- _Written problem_:
All lines in the data bearing the string "JSON" should be identified and copied.

[BEGIN]

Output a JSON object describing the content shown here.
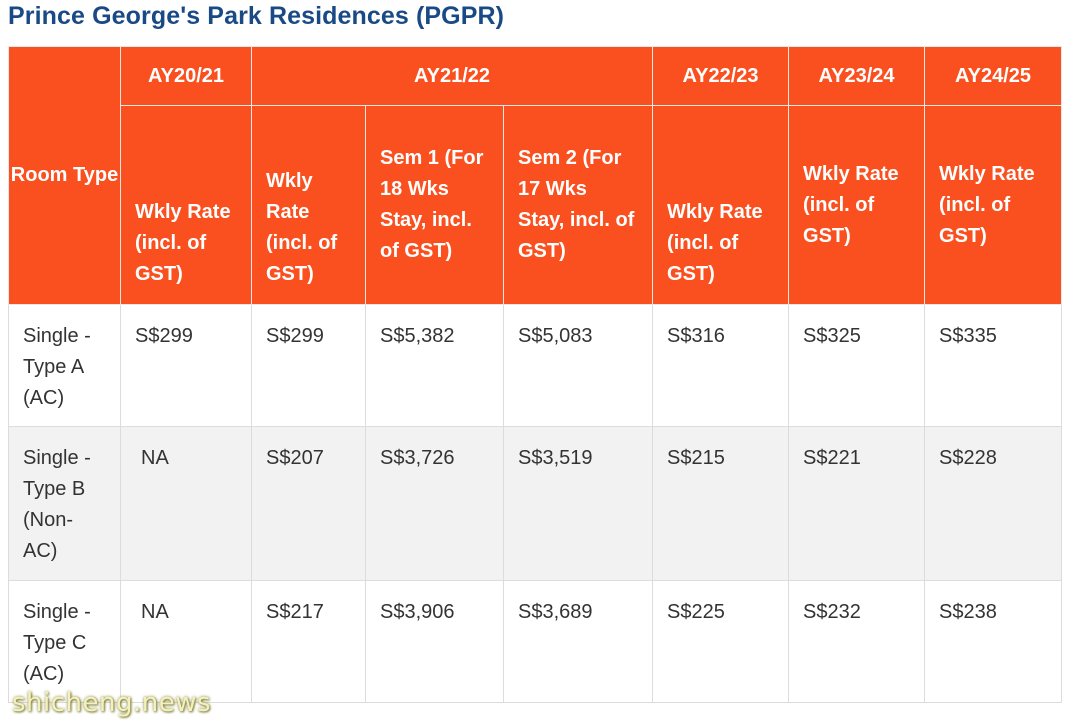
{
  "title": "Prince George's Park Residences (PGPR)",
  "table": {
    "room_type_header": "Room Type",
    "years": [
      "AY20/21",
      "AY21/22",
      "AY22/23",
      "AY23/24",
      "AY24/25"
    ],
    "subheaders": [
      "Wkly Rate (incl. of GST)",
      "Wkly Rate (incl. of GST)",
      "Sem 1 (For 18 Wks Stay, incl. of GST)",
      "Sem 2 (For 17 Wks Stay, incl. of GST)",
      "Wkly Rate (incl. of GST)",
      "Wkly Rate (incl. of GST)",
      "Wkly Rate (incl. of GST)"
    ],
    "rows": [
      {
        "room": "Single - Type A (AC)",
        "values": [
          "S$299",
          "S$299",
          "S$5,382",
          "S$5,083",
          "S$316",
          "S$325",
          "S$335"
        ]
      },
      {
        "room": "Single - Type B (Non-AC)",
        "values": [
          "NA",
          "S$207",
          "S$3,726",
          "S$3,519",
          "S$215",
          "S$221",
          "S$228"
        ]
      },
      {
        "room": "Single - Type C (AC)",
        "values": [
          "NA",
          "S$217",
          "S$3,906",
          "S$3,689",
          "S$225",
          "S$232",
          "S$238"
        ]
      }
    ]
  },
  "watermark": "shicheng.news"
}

[END]
[BEGIN]

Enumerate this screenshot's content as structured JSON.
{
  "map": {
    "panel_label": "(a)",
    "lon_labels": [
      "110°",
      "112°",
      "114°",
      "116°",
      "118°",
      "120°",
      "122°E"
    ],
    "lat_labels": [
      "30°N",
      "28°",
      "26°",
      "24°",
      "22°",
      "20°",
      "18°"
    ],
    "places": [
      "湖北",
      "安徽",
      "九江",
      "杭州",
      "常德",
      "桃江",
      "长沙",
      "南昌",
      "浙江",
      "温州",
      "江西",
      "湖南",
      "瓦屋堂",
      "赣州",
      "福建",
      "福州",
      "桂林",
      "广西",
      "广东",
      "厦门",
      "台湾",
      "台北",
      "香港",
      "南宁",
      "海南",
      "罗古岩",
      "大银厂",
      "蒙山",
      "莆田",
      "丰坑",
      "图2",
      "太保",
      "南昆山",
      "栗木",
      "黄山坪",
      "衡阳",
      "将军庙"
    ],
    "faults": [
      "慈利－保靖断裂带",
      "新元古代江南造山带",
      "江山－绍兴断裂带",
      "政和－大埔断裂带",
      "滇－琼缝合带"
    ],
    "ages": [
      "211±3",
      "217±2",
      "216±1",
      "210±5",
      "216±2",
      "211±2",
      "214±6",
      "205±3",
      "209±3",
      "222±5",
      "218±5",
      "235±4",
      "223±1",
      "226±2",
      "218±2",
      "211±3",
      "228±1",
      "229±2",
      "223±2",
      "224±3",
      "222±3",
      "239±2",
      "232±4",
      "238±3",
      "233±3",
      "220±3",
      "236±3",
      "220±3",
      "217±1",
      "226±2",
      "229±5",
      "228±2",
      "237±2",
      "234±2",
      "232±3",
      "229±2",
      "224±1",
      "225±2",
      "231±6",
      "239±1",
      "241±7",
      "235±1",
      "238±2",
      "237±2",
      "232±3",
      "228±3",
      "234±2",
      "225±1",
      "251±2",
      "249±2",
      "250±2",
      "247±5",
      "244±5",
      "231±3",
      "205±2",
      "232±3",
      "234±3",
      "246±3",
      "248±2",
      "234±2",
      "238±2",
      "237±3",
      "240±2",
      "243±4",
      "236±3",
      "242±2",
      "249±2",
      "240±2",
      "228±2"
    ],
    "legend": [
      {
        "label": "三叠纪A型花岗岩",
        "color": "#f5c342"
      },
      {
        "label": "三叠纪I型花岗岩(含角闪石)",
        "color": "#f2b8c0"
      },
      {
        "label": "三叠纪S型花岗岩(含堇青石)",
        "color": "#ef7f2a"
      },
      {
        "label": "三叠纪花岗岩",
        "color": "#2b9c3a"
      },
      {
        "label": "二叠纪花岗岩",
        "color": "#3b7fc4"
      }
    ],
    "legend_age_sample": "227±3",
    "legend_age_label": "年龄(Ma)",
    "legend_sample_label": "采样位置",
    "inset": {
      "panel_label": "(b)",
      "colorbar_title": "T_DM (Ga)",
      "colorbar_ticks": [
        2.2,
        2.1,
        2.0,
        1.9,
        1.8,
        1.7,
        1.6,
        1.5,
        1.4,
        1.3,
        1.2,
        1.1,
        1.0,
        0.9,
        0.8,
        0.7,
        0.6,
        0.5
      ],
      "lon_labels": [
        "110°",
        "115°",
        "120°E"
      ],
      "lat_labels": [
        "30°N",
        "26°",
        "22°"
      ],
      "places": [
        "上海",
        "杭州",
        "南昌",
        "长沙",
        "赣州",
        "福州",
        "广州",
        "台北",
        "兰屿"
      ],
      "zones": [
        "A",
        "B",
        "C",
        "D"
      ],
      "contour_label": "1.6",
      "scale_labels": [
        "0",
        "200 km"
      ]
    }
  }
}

[END]

- _Solution for this problem_:
Output a JSON object describing the content shown here.
Enumerate this screenshot's content as structured JSON.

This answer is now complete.